=== YOUR GOAL ===
Copy each record exactly as it reads, leaving out any pictures it holds.

=== STORED ROWS ===

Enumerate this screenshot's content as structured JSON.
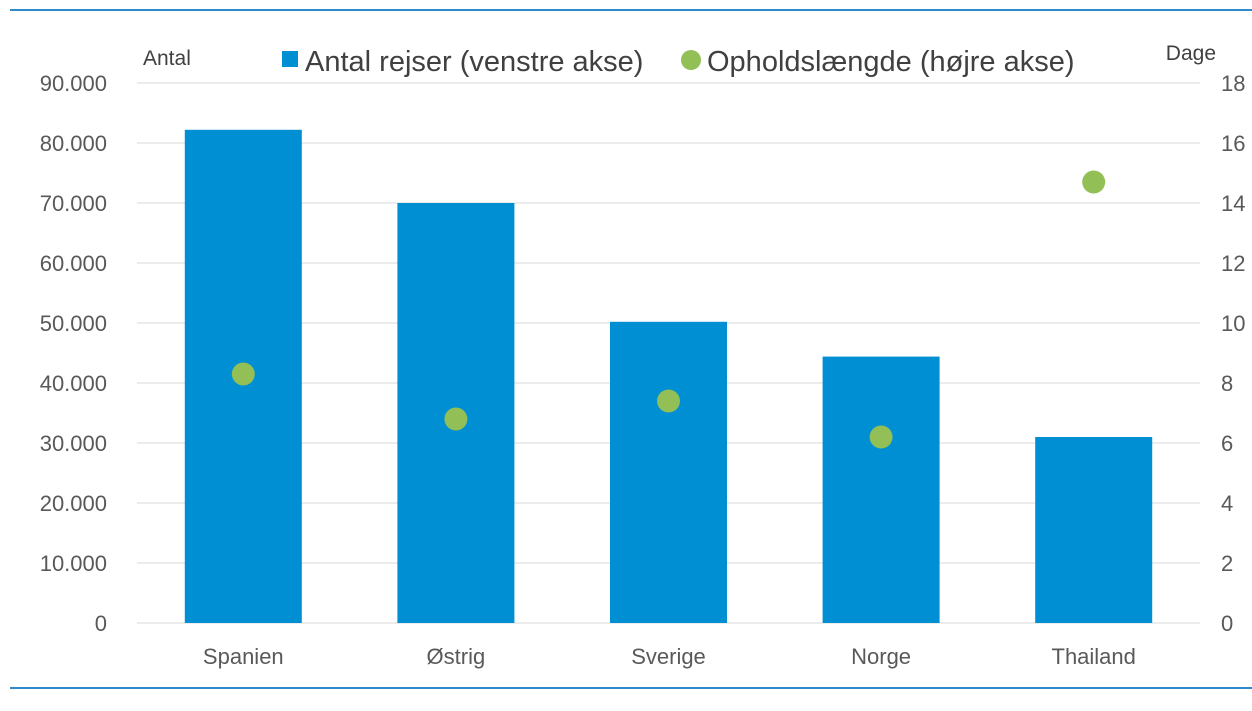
{
  "chart_data": {
    "type": "bar",
    "categories": [
      "Spanien",
      "Østrig",
      "Sverige",
      "Norge",
      "Thailand"
    ],
    "series": [
      {
        "name": "Antal rejser (venstre akse)",
        "type": "bar",
        "axis": "left",
        "color": "#008FD3",
        "values": [
          82200,
          70000,
          50200,
          44400,
          31000
        ]
      },
      {
        "name": "Opholdslængde (højre akse)",
        "type": "scatter",
        "axis": "right",
        "color": "#92BF56",
        "values": [
          8.3,
          6.8,
          7.4,
          6.2,
          14.7
        ]
      }
    ],
    "left_axis": {
      "unit_label": "Antal",
      "range": [
        0,
        90000
      ],
      "tick_labels": [
        "0",
        "10.000",
        "20.000",
        "30.000",
        "40.000",
        "50.000",
        "60.000",
        "70.000",
        "80.000",
        "90.000"
      ]
    },
    "right_axis": {
      "unit_label": "Dage",
      "range": [
        0,
        18
      ],
      "tick_labels": [
        "0",
        "2",
        "4",
        "6",
        "8",
        "10",
        "12",
        "14",
        "16",
        "18"
      ]
    },
    "grid": true,
    "legend_position": "top",
    "frame_color": "#2E8BC9",
    "grid_color": "#D9D9D9"
  }
}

=== RESPONSE FOR THIS EXERCISE ===
Enumerate this screenshot's content as structured JSON.
{
  "chart_data": {
    "type": "bar",
    "categories": [
      "Spanien",
      "Østrig",
      "Sverige",
      "Norge",
      "Thailand"
    ],
    "series": [
      {
        "name": "Antal rejser (venstre akse)",
        "type": "bar",
        "axis": "left",
        "color": "#008FD3",
        "values": [
          82200,
          70000,
          50200,
          44400,
          31000
        ]
      },
      {
        "name": "Opholdslængde (højre akse)",
        "type": "scatter",
        "axis": "right",
        "color": "#92BF56",
        "values": [
          8.3,
          6.8,
          7.4,
          6.2,
          14.7
        ]
      }
    ],
    "left_axis": {
      "unit_label": "Antal",
      "range": [
        0,
        90000
      ],
      "tick_labels": [
        "0",
        "10.000",
        "20.000",
        "30.000",
        "40.000",
        "50.000",
        "60.000",
        "70.000",
        "80.000",
        "90.000"
      ]
    },
    "right_axis": {
      "unit_label": "Dage",
      "range": [
        0,
        18
      ],
      "tick_labels": [
        "0",
        "2",
        "4",
        "6",
        "8",
        "10",
        "12",
        "14",
        "16",
        "18"
      ]
    },
    "grid": true,
    "legend_position": "top",
    "frame_color": "#2E8BC9",
    "grid_color": "#D9D9D9"
  }
}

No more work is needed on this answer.